##### RECORDS PROVIDED #####

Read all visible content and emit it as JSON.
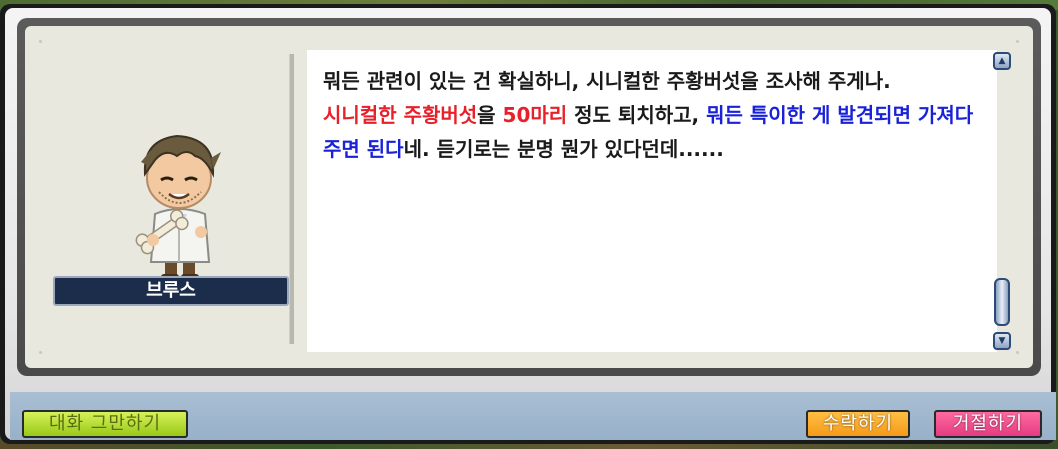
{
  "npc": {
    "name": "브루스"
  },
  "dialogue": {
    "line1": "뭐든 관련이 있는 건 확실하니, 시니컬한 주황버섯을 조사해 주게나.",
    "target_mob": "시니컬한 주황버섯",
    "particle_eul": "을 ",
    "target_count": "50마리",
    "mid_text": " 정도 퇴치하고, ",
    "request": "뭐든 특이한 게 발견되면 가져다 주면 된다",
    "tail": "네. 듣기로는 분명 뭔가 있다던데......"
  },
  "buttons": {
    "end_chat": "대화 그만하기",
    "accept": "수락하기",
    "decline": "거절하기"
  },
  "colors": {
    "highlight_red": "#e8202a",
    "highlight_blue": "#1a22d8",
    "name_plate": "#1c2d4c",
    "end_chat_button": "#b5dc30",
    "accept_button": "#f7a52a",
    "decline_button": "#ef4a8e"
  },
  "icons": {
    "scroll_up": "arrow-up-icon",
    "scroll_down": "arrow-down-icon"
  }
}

#####

Copy all the records above exactly, but leave out the pictures.

WRITTEN ANSWER.
Read all visible content and emit it as JSON.
{
  "npc": {
    "name": "브루스"
  },
  "dialogue": {
    "line1": "뭐든 관련이 있는 건 확실하니, 시니컬한 주황버섯을 조사해 주게나.",
    "target_mob": "시니컬한 주황버섯",
    "particle_eul": "을 ",
    "target_count": "50마리",
    "mid_text": " 정도 퇴치하고, ",
    "request": "뭐든 특이한 게 발견되면 가져다 주면 된다",
    "tail": "네. 듣기로는 분명 뭔가 있다던데......"
  },
  "buttons": {
    "end_chat": "대화 그만하기",
    "accept": "수락하기",
    "decline": "거절하기"
  },
  "colors": {
    "highlight_red": "#e8202a",
    "highlight_blue": "#1a22d8",
    "name_plate": "#1c2d4c",
    "end_chat_button": "#b5dc30",
    "accept_button": "#f7a52a",
    "decline_button": "#ef4a8e"
  },
  "icons": {
    "scroll_up": "arrow-up-icon",
    "scroll_down": "arrow-down-icon"
  }
}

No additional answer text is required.